Dataset records on visual material:
=-=-=-=-=
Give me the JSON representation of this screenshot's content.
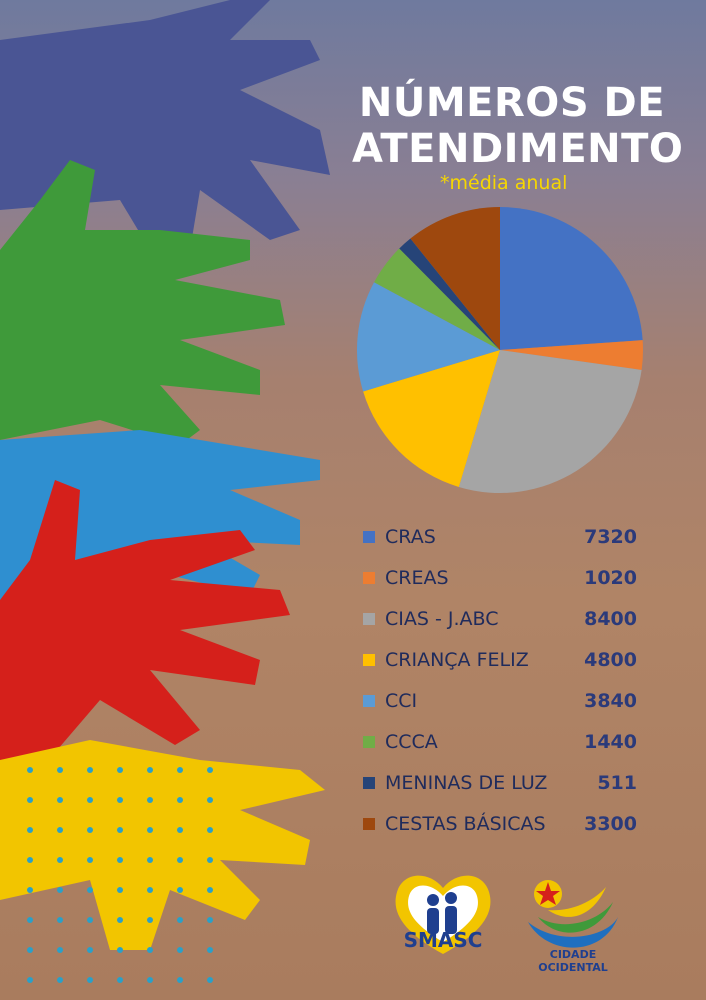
{
  "title_line1": "NÚMEROS  DE",
  "title_line2": "ATENDIMENTO",
  "subtitle": "*média anual",
  "chart_data": {
    "type": "pie",
    "title": "NÚMEROS DE ATENDIMENTO",
    "subtitle": "*média anual",
    "categories": [
      "CRAS",
      "CREAS",
      "CIAS - J.ABC",
      "CRIANÇA FELIZ",
      "CCI",
      "CCCA",
      "MENINAS DE LUZ",
      "CESTAS BÁSICAS"
    ],
    "values": [
      7320,
      1020,
      8400,
      4800,
      3840,
      1440,
      511,
      3300
    ],
    "colors": [
      "#4472c4",
      "#ed7d31",
      "#a5a5a5",
      "#ffc000",
      "#5b9bd5",
      "#70ad47",
      "#264478",
      "#9e480e"
    ],
    "legend": "bottom"
  },
  "legend_items": [
    {
      "label": "CRAS",
      "value": "7320"
    },
    {
      "label": "CREAS",
      "value": "1020"
    },
    {
      "label": "CIAS - J.ABC",
      "value": "8400"
    },
    {
      "label": "CRIANÇA FELIZ",
      "value": "4800"
    },
    {
      "label": "CCI",
      "value": "3840"
    },
    {
      "label": "CCCA",
      "value": "1440"
    },
    {
      "label": "MENINAS DE LUZ",
      "value": "511"
    },
    {
      "label": "CESTAS BÁSICAS",
      "value": "3300"
    }
  ],
  "logos": {
    "smasc_name": "SMASC",
    "city_name": "CIDADE OCIDENTAL"
  }
}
=-=-=-=-=
Task goal ▸ Print each entry shown above with exact wording and no pictures.

Task answer ▸
Give me the JSON representation of this screenshot's content.
{
  "title_line1": "NÚMEROS  DE",
  "title_line2": "ATENDIMENTO",
  "subtitle": "*média anual",
  "chart_data": {
    "type": "pie",
    "title": "NÚMEROS DE ATENDIMENTO",
    "subtitle": "*média anual",
    "categories": [
      "CRAS",
      "CREAS",
      "CIAS - J.ABC",
      "CRIANÇA FELIZ",
      "CCI",
      "CCCA",
      "MENINAS DE LUZ",
      "CESTAS BÁSICAS"
    ],
    "values": [
      7320,
      1020,
      8400,
      4800,
      3840,
      1440,
      511,
      3300
    ],
    "colors": [
      "#4472c4",
      "#ed7d31",
      "#a5a5a5",
      "#ffc000",
      "#5b9bd5",
      "#70ad47",
      "#264478",
      "#9e480e"
    ],
    "legend": "bottom"
  },
  "legend_items": [
    {
      "label": "CRAS",
      "value": "7320"
    },
    {
      "label": "CREAS",
      "value": "1020"
    },
    {
      "label": "CIAS - J.ABC",
      "value": "8400"
    },
    {
      "label": "CRIANÇA FELIZ",
      "value": "4800"
    },
    {
      "label": "CCI",
      "value": "3840"
    },
    {
      "label": "CCCA",
      "value": "1440"
    },
    {
      "label": "MENINAS DE LUZ",
      "value": "511"
    },
    {
      "label": "CESTAS BÁSICAS",
      "value": "3300"
    }
  ],
  "logos": {
    "smasc_name": "SMASC",
    "city_name": "CIDADE OCIDENTAL"
  }
}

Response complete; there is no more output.